THE PROBLEM:
Assemble all lines in which the string "grid" appears.

****************************************

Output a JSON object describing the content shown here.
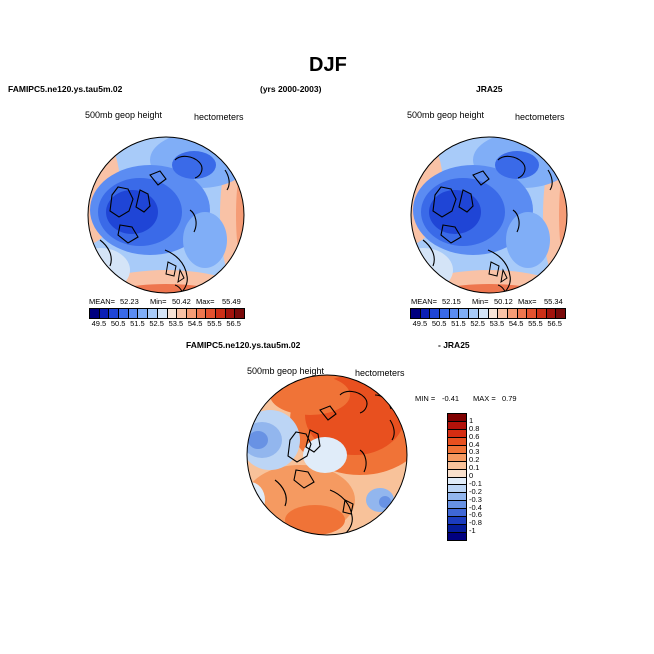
{
  "title": "DJF",
  "period": "(yrs 2000-2003)",
  "top_left": {
    "case": "FAMIPC5.ne120.ys.tau5m.02",
    "variable": "500mb geop height",
    "units": "hectometers",
    "mean_label": "MEAN=",
    "mean": "52.23",
    "min_label": "Min=",
    "min": "50.42",
    "max_label": "Max=",
    "max": "55.49"
  },
  "top_right": {
    "case": "JRA25",
    "variable": "500mb geop height",
    "units": "hectometers",
    "mean_label": "MEAN=",
    "mean": "52.15",
    "min_label": "Min=",
    "min": "50.12",
    "max_label": "Max=",
    "max": "55.34"
  },
  "bottom": {
    "case_a": "FAMIPC5.ne120.ys.tau5m.02",
    "case_b": "- JRA25",
    "variable": "500mb geop height",
    "units": "hectometers",
    "min_label": "MIN =",
    "min": "-0.41",
    "max_label": "MAX =",
    "max": "0.79"
  },
  "colorbar_levels": [
    "49.5",
    "50.5",
    "51.5",
    "52.5",
    "53.5",
    "54.5",
    "55.5",
    "56.5"
  ],
  "colorbar_colors": [
    "#00007f",
    "#0b1fb5",
    "#1f45d6",
    "#3a6ae8",
    "#5b8cf2",
    "#80aef7",
    "#a8cbf9",
    "#d4e4f7",
    "#f7e3d6",
    "#f9c2a6",
    "#f59c76",
    "#ee764f",
    "#e35230",
    "#cc2f17",
    "#a2130c",
    "#7a0a0a"
  ],
  "diff_levels": [
    "1",
    "0.8",
    "0.6",
    "0.4",
    "0.3",
    "0.2",
    "0.1",
    "0",
    "-0.1",
    "-0.2",
    "-0.3",
    "-0.4",
    "-0.6",
    "-0.8",
    "-1"
  ],
  "diff_colors": [
    "#7f0000",
    "#b3120a",
    "#d62d12",
    "#e8501f",
    "#f07337",
    "#f59a61",
    "#f8c29a",
    "#f9e0cc",
    "#e0ecf9",
    "#bcd5f5",
    "#92b6ee",
    "#6892e4",
    "#3f67d6",
    "#1b3cbf",
    "#051c9a",
    "#00007f"
  ]
}
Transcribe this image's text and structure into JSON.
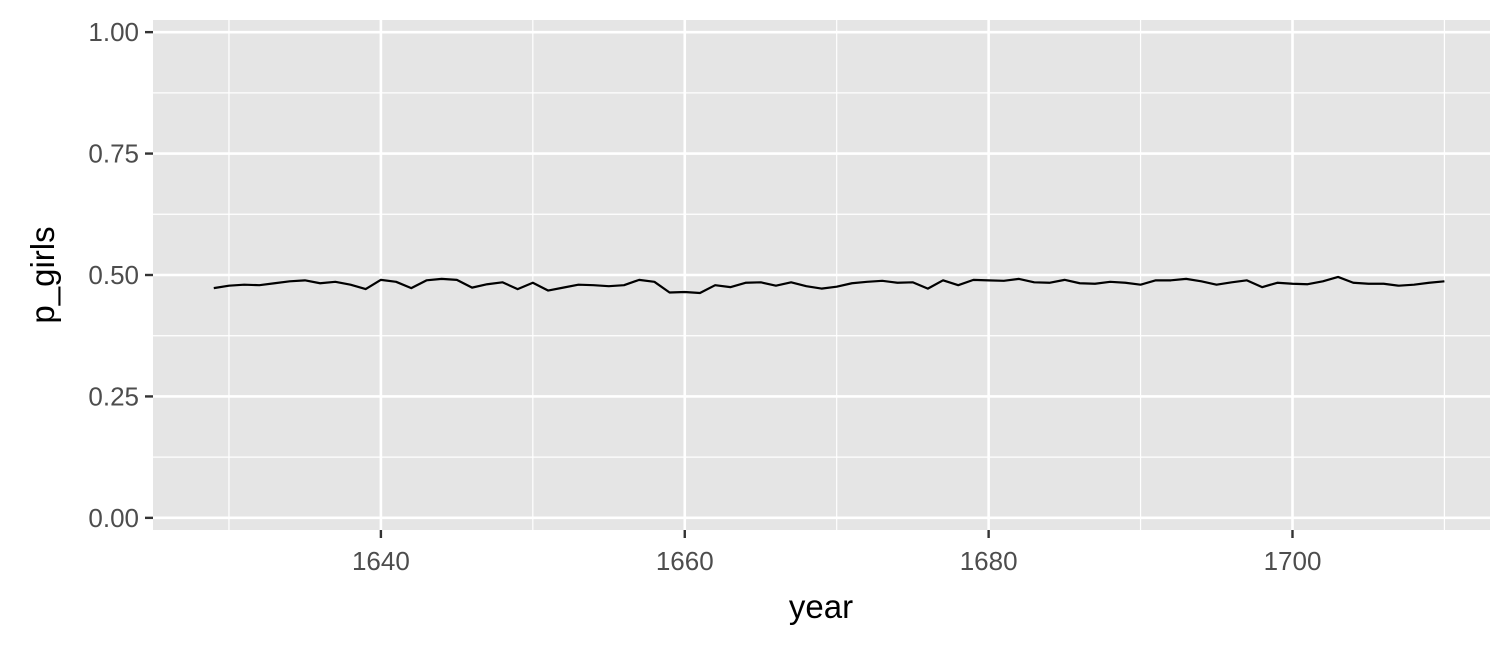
{
  "chart_data": {
    "type": "line",
    "title": "",
    "xlabel": "year",
    "ylabel": "p_girls",
    "xlim": [
      1625,
      1713
    ],
    "ylim": [
      -0.025,
      1.025
    ],
    "x_ticks": [
      1640,
      1660,
      1680,
      1700
    ],
    "x_tick_labels": [
      "1640",
      "1660",
      "1680",
      "1700"
    ],
    "y_ticks": [
      0,
      0.25,
      0.5,
      0.75,
      1
    ],
    "y_tick_labels": [
      "0.00",
      "0.25",
      "0.50",
      "0.75",
      "1.00"
    ],
    "grid": true,
    "colors": {
      "panel": "#e5e5e5",
      "grid": "#ffffff",
      "line": "#000000",
      "tick_text": "#4d4d4d"
    },
    "series": [
      {
        "x": [
          1629,
          1630,
          1631,
          1632,
          1633,
          1634,
          1635,
          1636,
          1637,
          1638,
          1639,
          1640,
          1641,
          1642,
          1643,
          1644,
          1645,
          1646,
          1647,
          1648,
          1649,
          1650,
          1651,
          1652,
          1653,
          1654,
          1655,
          1656,
          1657,
          1658,
          1659,
          1660,
          1661,
          1662,
          1663,
          1664,
          1665,
          1666,
          1667,
          1668,
          1669,
          1670,
          1671,
          1672,
          1673,
          1674,
          1675,
          1676,
          1677,
          1678,
          1679,
          1680,
          1681,
          1682,
          1683,
          1684,
          1685,
          1686,
          1687,
          1688,
          1689,
          1690,
          1691,
          1692,
          1693,
          1694,
          1695,
          1696,
          1697,
          1698,
          1699,
          1700,
          1701,
          1702,
          1703,
          1704,
          1705,
          1706,
          1707,
          1708,
          1709,
          1710
        ],
        "y": [
          0.473,
          0.478,
          0.48,
          0.479,
          0.483,
          0.487,
          0.489,
          0.483,
          0.486,
          0.48,
          0.471,
          0.49,
          0.486,
          0.473,
          0.489,
          0.492,
          0.49,
          0.474,
          0.481,
          0.485,
          0.471,
          0.484,
          0.468,
          0.474,
          0.48,
          0.479,
          0.477,
          0.479,
          0.49,
          0.486,
          0.464,
          0.465,
          0.463,
          0.479,
          0.475,
          0.484,
          0.485,
          0.478,
          0.485,
          0.477,
          0.472,
          0.476,
          0.483,
          0.486,
          0.488,
          0.484,
          0.485,
          0.472,
          0.489,
          0.479,
          0.49,
          0.489,
          0.488,
          0.492,
          0.485,
          0.484,
          0.49,
          0.483,
          0.482,
          0.486,
          0.484,
          0.48,
          0.489,
          0.489,
          0.492,
          0.487,
          0.48,
          0.485,
          0.489,
          0.475,
          0.484,
          0.482,
          0.481,
          0.487,
          0.496,
          0.484,
          0.482,
          0.482,
          0.478,
          0.48,
          0.484,
          0.487
        ]
      }
    ]
  }
}
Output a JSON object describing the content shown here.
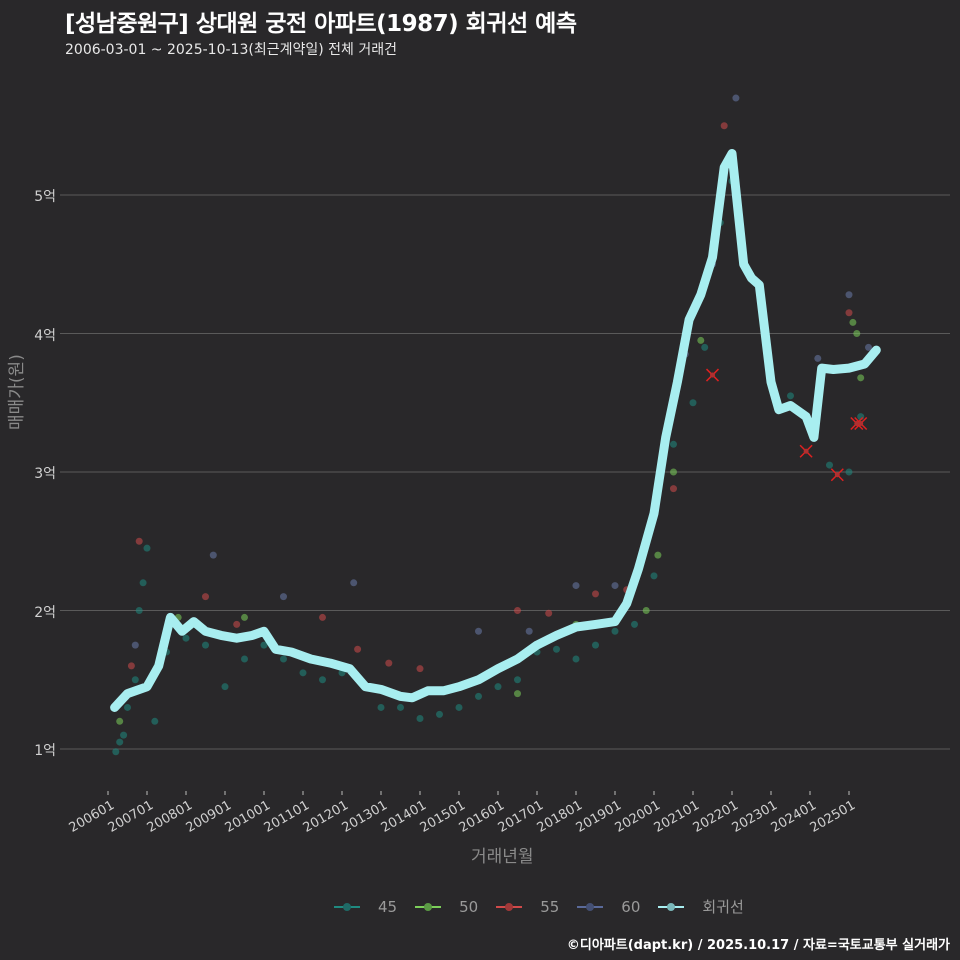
{
  "title": "[성남중원구] 상대원 궁전 아파트(1987) 회귀선 예측",
  "subtitle": "2006-03-01 ~ 2025-10-13(최근계약일) 전체 거래건",
  "caption": "©디아파트(dapt.kr) / 2025.10.17 / 자료=국토교통부 실거래가",
  "colors": {
    "background": "#29282a",
    "grid": "#5a5a5a",
    "s45": "#1f8a80",
    "s50": "#7ccf5a",
    "s55": "#d04a4a",
    "s60": "#5a6a9a",
    "regression": "#a8eef0",
    "outlier_x": "#e02020"
  },
  "legend": [
    {
      "label": "45",
      "color": "#1f8a80"
    },
    {
      "label": "50",
      "color": "#7ccf5a"
    },
    {
      "label": "55",
      "color": "#d04a4a"
    },
    {
      "label": "60",
      "color": "#5a6a9a"
    },
    {
      "label": "회귀선",
      "color": "#a8eef0"
    }
  ],
  "chart_data": {
    "type": "scatter",
    "title": "[성남중원구] 상대원 궁전 아파트(1987) 회귀선 예측",
    "subtitle": "2006-03-01 ~ 2025-10-13(최근계약일) 전체 거래건",
    "xlabel": "거래년월",
    "ylabel": "매매가(원)",
    "x_ticks": [
      "200601",
      "200701",
      "200801",
      "200901",
      "201001",
      "201101",
      "201201",
      "201301",
      "201401",
      "201501",
      "201601",
      "201701",
      "201801",
      "201901",
      "202001",
      "202101",
      "202201",
      "202301",
      "202401",
      "202501"
    ],
    "y_ticks": [
      "1억",
      "2억",
      "3억",
      "4억",
      "5억"
    ],
    "y_tick_values": [
      1.0,
      2.0,
      3.0,
      4.0,
      5.0
    ],
    "ylim": [
      0.75,
      5.75
    ],
    "grid": true,
    "legend_position": "bottom",
    "series_names": [
      "45",
      "50",
      "55",
      "60",
      "회귀선"
    ],
    "regression_line": {
      "name": "회귀선",
      "x": [
        2006.17,
        2006.5,
        2007.0,
        2007.3,
        2007.6,
        2007.9,
        2008.2,
        2008.5,
        2008.9,
        2009.3,
        2009.7,
        2010.0,
        2010.3,
        2010.7,
        2011.2,
        2011.7,
        2012.2,
        2012.6,
        2013.0,
        2013.5,
        2013.8,
        2014.2,
        2014.6,
        2015.0,
        2015.5,
        2016.0,
        2016.5,
        2017.0,
        2017.5,
        2018.0,
        2018.5,
        2019.0,
        2019.3,
        2019.6,
        2020.0,
        2020.3,
        2020.6,
        2020.9,
        2021.2,
        2021.5,
        2021.8,
        2022.0,
        2022.3,
        2022.5,
        2022.7,
        2023.0,
        2023.2,
        2023.5,
        2023.9,
        2024.1,
        2024.3,
        2024.6,
        2025.0,
        2025.4,
        2025.7
      ],
      "y": [
        1.3,
        1.4,
        1.45,
        1.6,
        1.95,
        1.85,
        1.92,
        1.85,
        1.82,
        1.8,
        1.82,
        1.85,
        1.72,
        1.7,
        1.65,
        1.62,
        1.58,
        1.45,
        1.43,
        1.38,
        1.37,
        1.42,
        1.42,
        1.45,
        1.5,
        1.58,
        1.65,
        1.75,
        1.82,
        1.88,
        1.9,
        1.92,
        2.05,
        2.3,
        2.7,
        3.25,
        3.65,
        4.1,
        4.28,
        4.55,
        5.2,
        5.3,
        4.5,
        4.4,
        4.35,
        3.65,
        3.45,
        3.48,
        3.4,
        3.25,
        3.75,
        3.74,
        3.75,
        3.78,
        3.88
      ]
    },
    "series": [
      {
        "name": "45",
        "points": [
          [
            2006.2,
            0.98
          ],
          [
            2006.3,
            1.05
          ],
          [
            2006.4,
            1.1
          ],
          [
            2006.5,
            1.3
          ],
          [
            2006.7,
            1.5
          ],
          [
            2006.8,
            2.0
          ],
          [
            2006.9,
            2.2
          ],
          [
            2007.0,
            2.45
          ],
          [
            2007.2,
            1.2
          ],
          [
            2007.5,
            1.7
          ],
          [
            2008.0,
            1.8
          ],
          [
            2008.5,
            1.75
          ],
          [
            2009.0,
            1.45
          ],
          [
            2009.5,
            1.65
          ],
          [
            2010.0,
            1.75
          ],
          [
            2010.5,
            1.65
          ],
          [
            2011.0,
            1.55
          ],
          [
            2011.5,
            1.5
          ],
          [
            2012.0,
            1.55
          ],
          [
            2013.0,
            1.3
          ],
          [
            2013.5,
            1.3
          ],
          [
            2014.0,
            1.22
          ],
          [
            2014.5,
            1.25
          ],
          [
            2015.0,
            1.3
          ],
          [
            2015.5,
            1.38
          ],
          [
            2016.0,
            1.45
          ],
          [
            2016.5,
            1.5
          ],
          [
            2017.0,
            1.7
          ],
          [
            2017.5,
            1.72
          ],
          [
            2018.0,
            1.65
          ],
          [
            2018.5,
            1.75
          ],
          [
            2019.0,
            1.85
          ],
          [
            2019.5,
            1.9
          ],
          [
            2020.0,
            2.25
          ],
          [
            2020.5,
            3.2
          ],
          [
            2021.0,
            3.5
          ],
          [
            2021.3,
            3.9
          ],
          [
            2021.7,
            4.8
          ],
          [
            2022.0,
            5.1
          ],
          [
            2023.5,
            3.55
          ],
          [
            2024.5,
            3.05
          ],
          [
            2025.0,
            3.0
          ],
          [
            2025.3,
            3.4
          ]
        ]
      },
      {
        "name": "50",
        "points": [
          [
            2006.3,
            1.2
          ],
          [
            2007.8,
            1.95
          ],
          [
            2009.5,
            1.95
          ],
          [
            2016.5,
            1.4
          ],
          [
            2018.0,
            1.9
          ],
          [
            2019.8,
            2.0
          ],
          [
            2020.1,
            2.4
          ],
          [
            2020.5,
            3.0
          ],
          [
            2021.2,
            3.95
          ],
          [
            2025.1,
            4.08
          ],
          [
            2025.2,
            4.0
          ],
          [
            2025.3,
            3.68
          ]
        ]
      },
      {
        "name": "55",
        "points": [
          [
            2006.6,
            1.6
          ],
          [
            2006.8,
            2.5
          ],
          [
            2008.5,
            2.1
          ],
          [
            2009.3,
            1.9
          ],
          [
            2011.5,
            1.95
          ],
          [
            2012.4,
            1.72
          ],
          [
            2013.2,
            1.62
          ],
          [
            2014.0,
            1.58
          ],
          [
            2016.5,
            2.0
          ],
          [
            2017.3,
            1.98
          ],
          [
            2018.5,
            2.12
          ],
          [
            2019.3,
            2.15
          ],
          [
            2020.5,
            2.88
          ],
          [
            2021.8,
            5.5
          ],
          [
            2025.0,
            4.15
          ]
        ]
      },
      {
        "name": "60",
        "points": [
          [
            2006.7,
            1.75
          ],
          [
            2007.3,
            1.6
          ],
          [
            2008.7,
            2.4
          ],
          [
            2010.5,
            2.1
          ],
          [
            2012.3,
            2.2
          ],
          [
            2015.5,
            1.85
          ],
          [
            2016.8,
            1.85
          ],
          [
            2018.0,
            2.18
          ],
          [
            2019.0,
            2.18
          ],
          [
            2020.8,
            3.85
          ],
          [
            2021.5,
            4.5
          ],
          [
            2022.1,
            5.7
          ],
          [
            2024.2,
            3.82
          ],
          [
            2025.0,
            4.28
          ],
          [
            2025.5,
            3.9
          ]
        ]
      }
    ],
    "outliers_x_markers": [
      [
        2021.5,
        3.7
      ],
      [
        2023.9,
        3.15
      ],
      [
        2024.7,
        2.98
      ],
      [
        2025.2,
        3.35
      ],
      [
        2025.3,
        3.35
      ]
    ]
  },
  "axes": {
    "xlabel": "거래년월",
    "ylabel": "매매가(원)"
  }
}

****************************************

EXERCISE OUTPUT:
    "grid": true,
      "grid": "#ffffff",
    "grid": "#5a5a5a",
    "grid": true,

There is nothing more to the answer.